**AIM:** Find and return each line containing "President".

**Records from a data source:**
------------------------
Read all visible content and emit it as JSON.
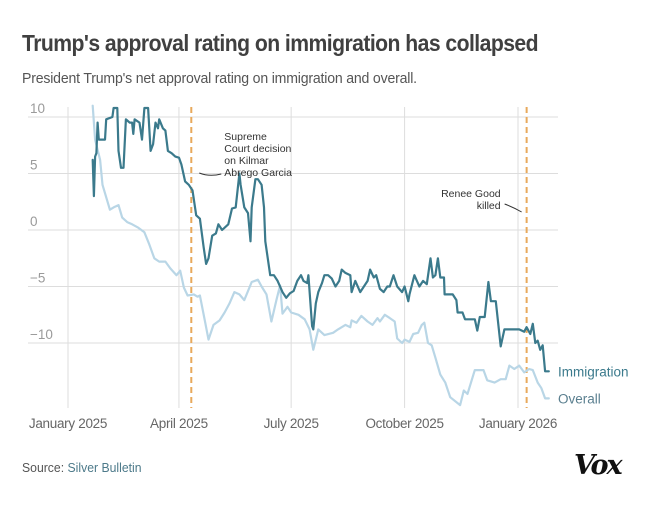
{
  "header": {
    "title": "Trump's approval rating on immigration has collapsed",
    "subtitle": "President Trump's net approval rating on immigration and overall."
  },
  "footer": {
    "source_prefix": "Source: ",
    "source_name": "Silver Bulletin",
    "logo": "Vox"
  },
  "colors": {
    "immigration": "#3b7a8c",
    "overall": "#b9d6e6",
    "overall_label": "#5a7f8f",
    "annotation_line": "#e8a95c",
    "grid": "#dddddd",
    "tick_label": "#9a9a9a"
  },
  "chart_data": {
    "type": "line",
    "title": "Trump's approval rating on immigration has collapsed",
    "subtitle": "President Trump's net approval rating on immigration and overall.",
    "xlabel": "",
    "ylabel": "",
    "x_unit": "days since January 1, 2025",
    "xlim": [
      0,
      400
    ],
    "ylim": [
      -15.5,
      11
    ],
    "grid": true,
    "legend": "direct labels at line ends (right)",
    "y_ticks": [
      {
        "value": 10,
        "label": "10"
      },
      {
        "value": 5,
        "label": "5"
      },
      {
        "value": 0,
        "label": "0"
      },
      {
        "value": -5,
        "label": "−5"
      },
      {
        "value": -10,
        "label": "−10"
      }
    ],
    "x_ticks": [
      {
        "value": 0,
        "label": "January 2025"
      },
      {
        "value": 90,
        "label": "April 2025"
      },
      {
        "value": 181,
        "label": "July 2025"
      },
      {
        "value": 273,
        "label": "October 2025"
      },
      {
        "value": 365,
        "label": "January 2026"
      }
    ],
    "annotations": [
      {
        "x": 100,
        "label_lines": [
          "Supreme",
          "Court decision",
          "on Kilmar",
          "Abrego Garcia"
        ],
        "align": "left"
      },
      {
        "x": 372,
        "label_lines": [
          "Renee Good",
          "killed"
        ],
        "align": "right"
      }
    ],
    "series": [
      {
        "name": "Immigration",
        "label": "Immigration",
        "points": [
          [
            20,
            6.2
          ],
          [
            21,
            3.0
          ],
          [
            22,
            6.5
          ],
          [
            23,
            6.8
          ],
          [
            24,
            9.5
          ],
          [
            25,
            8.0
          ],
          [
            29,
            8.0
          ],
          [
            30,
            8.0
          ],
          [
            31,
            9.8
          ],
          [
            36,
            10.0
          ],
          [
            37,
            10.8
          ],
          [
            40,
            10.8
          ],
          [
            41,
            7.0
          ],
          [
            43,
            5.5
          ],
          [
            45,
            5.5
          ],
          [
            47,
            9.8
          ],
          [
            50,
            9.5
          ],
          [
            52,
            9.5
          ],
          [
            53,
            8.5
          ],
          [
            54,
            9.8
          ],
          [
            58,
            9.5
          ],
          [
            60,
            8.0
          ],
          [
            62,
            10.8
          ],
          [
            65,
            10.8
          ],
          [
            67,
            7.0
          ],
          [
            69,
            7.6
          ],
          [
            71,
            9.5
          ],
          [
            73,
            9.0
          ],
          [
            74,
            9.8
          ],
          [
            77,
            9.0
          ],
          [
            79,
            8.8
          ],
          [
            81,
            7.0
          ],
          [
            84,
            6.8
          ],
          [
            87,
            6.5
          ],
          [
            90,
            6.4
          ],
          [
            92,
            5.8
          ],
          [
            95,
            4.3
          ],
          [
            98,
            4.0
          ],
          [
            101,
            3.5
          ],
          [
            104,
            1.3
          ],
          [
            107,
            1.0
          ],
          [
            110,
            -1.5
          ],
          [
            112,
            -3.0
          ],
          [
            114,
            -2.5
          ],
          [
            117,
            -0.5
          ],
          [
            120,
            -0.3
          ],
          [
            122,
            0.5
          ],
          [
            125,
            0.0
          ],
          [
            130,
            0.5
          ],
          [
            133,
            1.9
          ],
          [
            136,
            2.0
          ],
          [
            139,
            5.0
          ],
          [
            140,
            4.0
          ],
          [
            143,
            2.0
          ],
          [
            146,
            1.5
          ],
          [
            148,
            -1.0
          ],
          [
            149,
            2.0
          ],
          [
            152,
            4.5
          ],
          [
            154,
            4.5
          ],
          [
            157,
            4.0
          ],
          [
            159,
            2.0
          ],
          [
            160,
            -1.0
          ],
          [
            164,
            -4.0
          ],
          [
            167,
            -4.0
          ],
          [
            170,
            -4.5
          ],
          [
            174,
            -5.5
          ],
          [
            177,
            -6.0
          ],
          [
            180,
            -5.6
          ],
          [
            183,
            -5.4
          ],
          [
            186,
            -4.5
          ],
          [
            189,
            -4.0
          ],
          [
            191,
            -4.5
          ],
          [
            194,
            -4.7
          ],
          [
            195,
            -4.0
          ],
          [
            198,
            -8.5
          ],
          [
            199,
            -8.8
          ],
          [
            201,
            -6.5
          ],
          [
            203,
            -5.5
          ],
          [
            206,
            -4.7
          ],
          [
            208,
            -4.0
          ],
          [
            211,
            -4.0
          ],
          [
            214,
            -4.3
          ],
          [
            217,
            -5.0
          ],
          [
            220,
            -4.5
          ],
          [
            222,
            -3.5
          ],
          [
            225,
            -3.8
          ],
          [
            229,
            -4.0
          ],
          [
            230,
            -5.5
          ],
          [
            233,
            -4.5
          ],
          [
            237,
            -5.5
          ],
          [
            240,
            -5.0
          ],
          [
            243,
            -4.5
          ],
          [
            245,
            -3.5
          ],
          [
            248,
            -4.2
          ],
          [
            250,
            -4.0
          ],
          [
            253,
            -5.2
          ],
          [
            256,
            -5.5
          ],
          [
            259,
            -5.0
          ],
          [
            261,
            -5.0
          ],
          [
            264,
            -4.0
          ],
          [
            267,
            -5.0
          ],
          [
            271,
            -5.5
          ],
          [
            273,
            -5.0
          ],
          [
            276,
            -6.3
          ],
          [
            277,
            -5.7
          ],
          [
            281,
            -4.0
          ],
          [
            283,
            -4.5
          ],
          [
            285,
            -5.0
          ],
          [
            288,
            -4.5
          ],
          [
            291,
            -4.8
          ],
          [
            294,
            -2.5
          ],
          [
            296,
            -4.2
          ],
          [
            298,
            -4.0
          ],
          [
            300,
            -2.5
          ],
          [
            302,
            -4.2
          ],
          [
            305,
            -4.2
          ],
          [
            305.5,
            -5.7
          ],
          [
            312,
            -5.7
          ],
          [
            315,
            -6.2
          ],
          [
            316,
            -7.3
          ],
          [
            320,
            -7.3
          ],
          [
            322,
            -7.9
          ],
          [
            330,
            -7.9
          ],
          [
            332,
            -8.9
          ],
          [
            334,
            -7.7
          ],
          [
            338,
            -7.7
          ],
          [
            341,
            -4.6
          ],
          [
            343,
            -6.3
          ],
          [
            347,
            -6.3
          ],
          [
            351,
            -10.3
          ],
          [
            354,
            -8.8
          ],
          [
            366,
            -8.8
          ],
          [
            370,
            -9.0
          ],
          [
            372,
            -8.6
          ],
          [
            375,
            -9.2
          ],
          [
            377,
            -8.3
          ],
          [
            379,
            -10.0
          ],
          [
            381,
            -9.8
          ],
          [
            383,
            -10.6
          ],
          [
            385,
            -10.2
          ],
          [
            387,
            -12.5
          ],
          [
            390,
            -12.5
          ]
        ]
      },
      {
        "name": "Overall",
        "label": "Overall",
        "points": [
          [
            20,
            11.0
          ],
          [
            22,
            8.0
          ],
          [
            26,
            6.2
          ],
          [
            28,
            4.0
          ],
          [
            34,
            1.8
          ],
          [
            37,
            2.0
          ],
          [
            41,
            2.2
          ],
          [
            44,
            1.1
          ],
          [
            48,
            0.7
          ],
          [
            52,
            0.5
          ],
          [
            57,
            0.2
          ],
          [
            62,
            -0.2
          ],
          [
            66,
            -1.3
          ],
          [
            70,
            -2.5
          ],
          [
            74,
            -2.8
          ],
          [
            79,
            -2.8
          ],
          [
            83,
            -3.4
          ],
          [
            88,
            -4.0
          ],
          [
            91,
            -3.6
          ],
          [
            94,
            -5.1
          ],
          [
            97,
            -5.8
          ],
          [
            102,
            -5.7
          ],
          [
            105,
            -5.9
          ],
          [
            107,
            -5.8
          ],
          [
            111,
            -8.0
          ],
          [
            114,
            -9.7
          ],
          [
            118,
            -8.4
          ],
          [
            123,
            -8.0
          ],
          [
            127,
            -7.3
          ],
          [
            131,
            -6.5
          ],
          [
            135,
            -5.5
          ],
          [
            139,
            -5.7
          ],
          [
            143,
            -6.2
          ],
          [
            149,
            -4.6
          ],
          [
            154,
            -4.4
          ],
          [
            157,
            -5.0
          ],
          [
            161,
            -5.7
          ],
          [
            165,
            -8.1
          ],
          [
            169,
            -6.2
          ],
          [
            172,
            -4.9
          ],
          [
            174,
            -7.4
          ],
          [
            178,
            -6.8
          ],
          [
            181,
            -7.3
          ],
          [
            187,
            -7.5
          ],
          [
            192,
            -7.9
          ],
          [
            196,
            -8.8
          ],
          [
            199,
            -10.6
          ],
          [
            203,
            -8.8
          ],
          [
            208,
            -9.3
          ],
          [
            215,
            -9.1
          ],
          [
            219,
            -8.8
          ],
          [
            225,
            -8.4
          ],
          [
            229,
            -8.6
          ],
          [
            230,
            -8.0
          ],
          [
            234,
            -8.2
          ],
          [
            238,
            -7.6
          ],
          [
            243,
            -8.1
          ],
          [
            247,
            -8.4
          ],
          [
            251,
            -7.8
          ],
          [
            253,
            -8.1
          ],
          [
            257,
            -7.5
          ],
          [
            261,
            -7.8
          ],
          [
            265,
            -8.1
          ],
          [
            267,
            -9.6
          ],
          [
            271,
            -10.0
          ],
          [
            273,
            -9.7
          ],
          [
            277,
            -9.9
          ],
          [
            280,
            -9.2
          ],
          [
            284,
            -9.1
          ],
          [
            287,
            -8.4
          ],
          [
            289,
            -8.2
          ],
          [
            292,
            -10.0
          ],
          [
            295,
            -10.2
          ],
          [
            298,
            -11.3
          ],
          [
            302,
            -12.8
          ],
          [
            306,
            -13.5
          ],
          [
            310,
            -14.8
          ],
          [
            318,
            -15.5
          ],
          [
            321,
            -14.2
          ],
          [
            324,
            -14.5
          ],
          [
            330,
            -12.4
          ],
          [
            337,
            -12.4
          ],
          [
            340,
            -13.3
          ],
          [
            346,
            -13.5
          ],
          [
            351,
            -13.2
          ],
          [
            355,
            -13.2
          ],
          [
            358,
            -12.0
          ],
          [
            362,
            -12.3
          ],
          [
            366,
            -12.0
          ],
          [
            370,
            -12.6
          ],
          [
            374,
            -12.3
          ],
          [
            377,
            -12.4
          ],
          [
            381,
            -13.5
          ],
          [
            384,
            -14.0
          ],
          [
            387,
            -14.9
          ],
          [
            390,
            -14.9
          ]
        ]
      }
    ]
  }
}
------------------------
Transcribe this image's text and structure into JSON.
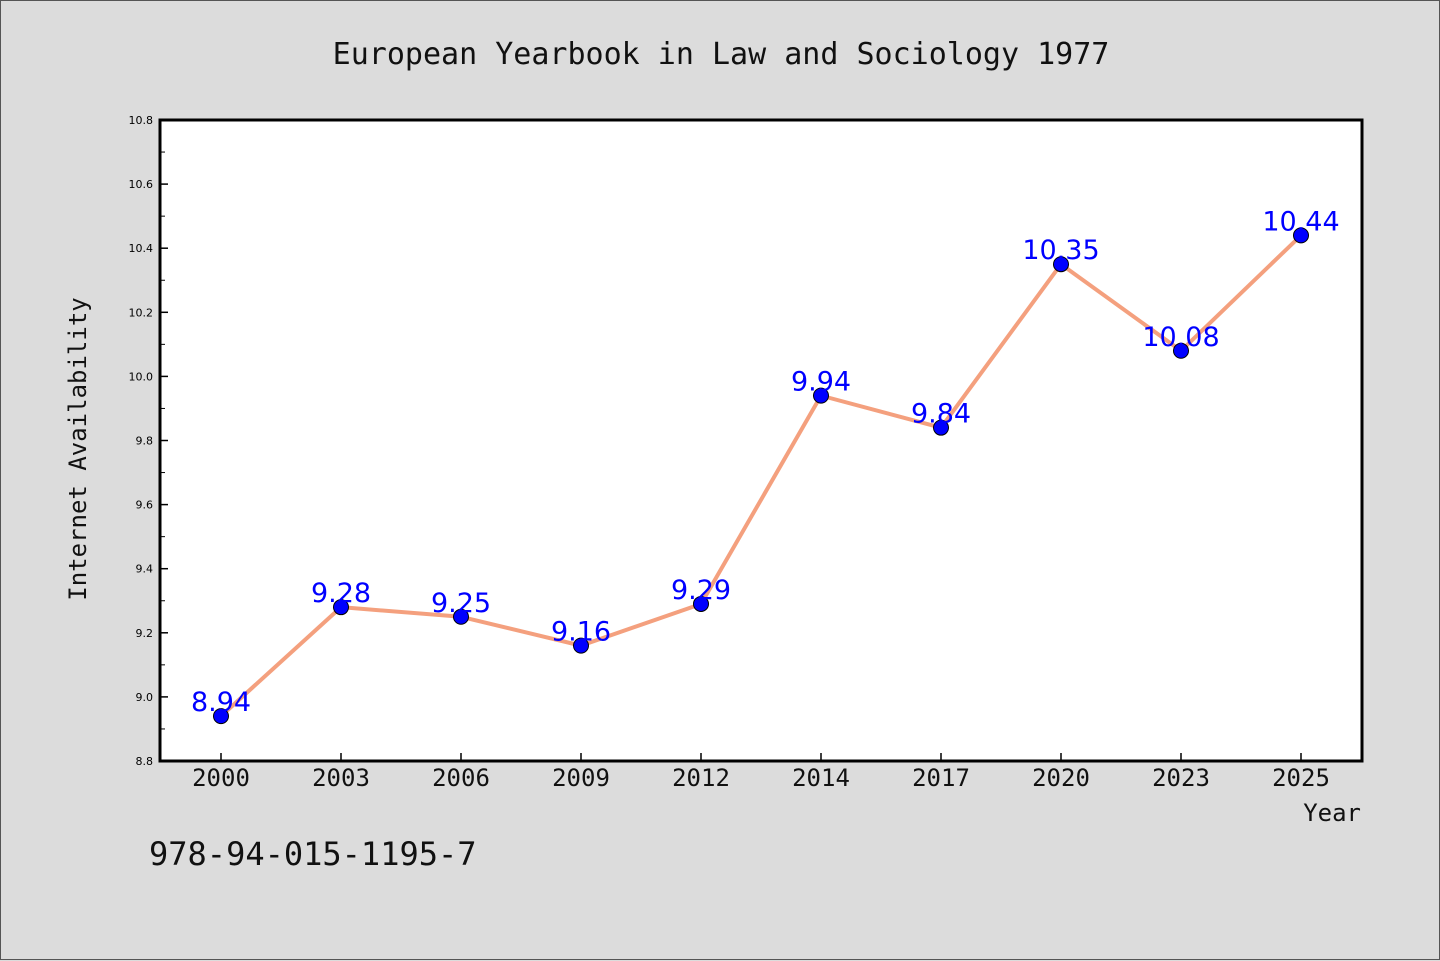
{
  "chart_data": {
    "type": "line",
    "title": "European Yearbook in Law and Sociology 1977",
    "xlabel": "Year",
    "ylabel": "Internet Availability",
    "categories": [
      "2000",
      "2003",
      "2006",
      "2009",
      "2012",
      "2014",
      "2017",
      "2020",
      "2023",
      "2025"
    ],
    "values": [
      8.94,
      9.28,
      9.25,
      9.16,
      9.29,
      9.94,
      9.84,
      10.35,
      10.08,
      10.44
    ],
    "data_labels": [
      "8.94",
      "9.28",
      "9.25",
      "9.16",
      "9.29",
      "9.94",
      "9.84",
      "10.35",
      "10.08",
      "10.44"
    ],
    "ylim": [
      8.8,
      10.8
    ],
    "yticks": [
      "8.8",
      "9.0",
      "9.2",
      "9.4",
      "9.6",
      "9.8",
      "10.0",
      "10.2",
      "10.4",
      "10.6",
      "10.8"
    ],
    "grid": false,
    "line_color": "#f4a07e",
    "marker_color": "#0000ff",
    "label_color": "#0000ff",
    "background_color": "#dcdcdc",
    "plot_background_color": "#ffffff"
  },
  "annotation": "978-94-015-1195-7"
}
------------------------
**FULL RESPONSE:**
    "subtitle": "President Trump's net approval rating on immigration and overall."
    "subtitle": "President Trump's net approval rating on immigration and overall.",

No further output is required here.